» **Goal of the exercise**
Find each line holding the word "true" and give the total alone.

— start Stored data —

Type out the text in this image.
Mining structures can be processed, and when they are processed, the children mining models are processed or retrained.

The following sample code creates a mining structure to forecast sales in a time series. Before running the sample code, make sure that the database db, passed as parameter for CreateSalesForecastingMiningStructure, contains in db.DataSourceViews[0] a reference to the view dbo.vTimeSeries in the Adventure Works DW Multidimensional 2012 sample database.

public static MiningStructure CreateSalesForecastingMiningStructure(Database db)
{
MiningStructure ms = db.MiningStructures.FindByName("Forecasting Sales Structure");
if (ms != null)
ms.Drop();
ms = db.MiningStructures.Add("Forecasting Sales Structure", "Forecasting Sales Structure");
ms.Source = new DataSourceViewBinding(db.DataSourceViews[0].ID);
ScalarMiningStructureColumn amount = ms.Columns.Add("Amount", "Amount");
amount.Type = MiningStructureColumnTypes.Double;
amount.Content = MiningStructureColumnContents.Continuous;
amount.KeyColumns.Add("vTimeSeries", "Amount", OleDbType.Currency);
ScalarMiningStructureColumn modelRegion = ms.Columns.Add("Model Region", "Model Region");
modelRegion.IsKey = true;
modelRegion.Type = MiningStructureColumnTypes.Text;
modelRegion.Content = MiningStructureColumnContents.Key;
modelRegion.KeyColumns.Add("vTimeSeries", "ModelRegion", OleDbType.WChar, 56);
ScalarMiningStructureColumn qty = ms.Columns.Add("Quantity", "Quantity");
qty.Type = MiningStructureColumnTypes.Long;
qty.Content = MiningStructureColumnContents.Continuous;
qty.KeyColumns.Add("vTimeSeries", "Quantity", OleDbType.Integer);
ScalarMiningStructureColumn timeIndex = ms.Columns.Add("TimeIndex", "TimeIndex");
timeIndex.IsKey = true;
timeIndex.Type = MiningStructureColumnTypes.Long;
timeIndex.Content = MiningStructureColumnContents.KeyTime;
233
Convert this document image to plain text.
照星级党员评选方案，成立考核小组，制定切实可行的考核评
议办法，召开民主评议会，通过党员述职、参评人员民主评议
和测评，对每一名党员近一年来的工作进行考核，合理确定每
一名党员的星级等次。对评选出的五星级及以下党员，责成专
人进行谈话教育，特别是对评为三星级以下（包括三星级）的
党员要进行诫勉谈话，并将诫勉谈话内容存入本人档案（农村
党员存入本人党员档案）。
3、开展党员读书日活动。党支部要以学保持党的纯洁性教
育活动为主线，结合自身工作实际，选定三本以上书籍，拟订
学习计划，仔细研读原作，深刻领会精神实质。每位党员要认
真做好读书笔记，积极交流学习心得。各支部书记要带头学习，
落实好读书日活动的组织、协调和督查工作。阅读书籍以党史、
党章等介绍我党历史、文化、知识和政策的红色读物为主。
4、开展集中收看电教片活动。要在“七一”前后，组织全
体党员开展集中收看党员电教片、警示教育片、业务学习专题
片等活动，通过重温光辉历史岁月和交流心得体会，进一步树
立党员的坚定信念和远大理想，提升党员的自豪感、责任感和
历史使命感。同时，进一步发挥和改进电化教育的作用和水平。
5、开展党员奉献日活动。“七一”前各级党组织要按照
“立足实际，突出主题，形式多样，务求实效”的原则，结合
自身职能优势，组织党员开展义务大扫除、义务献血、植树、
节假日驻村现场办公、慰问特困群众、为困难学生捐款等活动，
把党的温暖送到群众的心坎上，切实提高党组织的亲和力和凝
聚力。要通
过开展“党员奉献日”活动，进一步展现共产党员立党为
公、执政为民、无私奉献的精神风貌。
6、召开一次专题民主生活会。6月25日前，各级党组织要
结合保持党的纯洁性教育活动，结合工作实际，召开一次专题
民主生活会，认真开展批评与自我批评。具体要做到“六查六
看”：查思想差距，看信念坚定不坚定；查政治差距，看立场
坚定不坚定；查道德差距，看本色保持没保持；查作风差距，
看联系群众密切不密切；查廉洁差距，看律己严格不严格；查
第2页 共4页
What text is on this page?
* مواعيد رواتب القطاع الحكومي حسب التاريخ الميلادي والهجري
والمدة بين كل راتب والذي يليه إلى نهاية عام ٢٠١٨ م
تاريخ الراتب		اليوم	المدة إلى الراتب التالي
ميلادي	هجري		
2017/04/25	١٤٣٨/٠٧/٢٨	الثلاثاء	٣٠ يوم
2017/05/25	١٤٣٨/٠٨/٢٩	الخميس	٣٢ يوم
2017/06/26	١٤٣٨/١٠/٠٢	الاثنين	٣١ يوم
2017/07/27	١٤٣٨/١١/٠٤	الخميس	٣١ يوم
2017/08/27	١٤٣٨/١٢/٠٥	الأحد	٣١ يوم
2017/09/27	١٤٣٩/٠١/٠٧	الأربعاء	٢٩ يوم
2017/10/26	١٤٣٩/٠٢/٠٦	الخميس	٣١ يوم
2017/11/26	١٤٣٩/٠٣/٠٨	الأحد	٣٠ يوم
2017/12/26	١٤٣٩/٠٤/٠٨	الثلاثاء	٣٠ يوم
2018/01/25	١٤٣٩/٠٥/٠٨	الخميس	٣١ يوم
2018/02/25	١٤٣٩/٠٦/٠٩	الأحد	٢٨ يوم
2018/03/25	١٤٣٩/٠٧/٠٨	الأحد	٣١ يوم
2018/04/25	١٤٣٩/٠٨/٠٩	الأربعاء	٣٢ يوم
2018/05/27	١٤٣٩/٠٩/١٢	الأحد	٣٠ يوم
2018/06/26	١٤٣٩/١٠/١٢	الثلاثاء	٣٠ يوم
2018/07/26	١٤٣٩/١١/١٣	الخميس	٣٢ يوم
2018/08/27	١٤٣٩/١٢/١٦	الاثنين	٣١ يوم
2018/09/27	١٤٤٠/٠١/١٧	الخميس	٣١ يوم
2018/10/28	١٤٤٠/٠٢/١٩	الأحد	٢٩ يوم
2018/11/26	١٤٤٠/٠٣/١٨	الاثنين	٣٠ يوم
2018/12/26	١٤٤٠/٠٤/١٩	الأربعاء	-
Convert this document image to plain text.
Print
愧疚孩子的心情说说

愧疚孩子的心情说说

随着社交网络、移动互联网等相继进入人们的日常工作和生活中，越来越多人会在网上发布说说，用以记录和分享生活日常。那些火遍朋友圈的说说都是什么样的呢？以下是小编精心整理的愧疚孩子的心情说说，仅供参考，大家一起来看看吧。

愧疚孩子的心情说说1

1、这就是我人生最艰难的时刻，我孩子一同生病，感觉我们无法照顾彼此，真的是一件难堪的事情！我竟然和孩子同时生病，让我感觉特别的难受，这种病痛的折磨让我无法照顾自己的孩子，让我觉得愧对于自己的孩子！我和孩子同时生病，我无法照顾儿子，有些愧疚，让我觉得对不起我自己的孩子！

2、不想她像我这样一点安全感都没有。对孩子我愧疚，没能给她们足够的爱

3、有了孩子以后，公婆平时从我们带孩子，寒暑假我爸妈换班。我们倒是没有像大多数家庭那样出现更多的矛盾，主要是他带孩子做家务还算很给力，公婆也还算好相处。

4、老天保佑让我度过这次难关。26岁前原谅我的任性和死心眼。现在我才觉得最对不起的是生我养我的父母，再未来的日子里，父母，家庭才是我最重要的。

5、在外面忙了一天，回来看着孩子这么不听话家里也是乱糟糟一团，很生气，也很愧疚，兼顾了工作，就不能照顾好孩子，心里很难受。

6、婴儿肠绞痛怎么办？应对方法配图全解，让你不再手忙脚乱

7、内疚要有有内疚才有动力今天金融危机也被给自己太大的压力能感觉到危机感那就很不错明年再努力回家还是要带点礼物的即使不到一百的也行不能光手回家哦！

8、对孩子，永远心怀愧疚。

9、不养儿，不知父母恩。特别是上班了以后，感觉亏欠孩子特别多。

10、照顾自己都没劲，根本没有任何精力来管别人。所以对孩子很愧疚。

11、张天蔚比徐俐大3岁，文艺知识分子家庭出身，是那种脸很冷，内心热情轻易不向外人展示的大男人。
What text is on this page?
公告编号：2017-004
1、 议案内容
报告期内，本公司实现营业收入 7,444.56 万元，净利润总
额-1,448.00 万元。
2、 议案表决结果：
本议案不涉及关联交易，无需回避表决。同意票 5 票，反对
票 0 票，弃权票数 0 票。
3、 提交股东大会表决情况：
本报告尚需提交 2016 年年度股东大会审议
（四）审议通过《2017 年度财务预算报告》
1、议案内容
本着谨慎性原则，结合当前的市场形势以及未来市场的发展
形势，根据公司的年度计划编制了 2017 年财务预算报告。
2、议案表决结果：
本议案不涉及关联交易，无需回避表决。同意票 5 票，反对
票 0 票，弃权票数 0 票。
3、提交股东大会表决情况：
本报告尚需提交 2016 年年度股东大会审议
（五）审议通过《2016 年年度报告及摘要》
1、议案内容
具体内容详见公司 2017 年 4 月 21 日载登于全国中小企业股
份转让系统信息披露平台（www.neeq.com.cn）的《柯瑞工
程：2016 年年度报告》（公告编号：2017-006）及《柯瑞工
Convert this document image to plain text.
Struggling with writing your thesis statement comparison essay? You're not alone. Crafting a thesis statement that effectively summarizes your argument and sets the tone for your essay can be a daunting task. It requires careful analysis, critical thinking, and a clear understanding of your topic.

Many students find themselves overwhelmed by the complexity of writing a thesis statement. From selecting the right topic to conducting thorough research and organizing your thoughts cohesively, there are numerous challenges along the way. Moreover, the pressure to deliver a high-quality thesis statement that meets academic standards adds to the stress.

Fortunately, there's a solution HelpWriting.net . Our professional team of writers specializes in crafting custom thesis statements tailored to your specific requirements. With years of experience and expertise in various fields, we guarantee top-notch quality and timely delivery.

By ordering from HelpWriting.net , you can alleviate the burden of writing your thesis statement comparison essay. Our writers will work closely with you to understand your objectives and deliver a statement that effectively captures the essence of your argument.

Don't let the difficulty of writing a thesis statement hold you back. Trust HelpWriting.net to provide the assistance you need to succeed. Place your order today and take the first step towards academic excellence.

— end Stored data —

» **Answer to this task**
2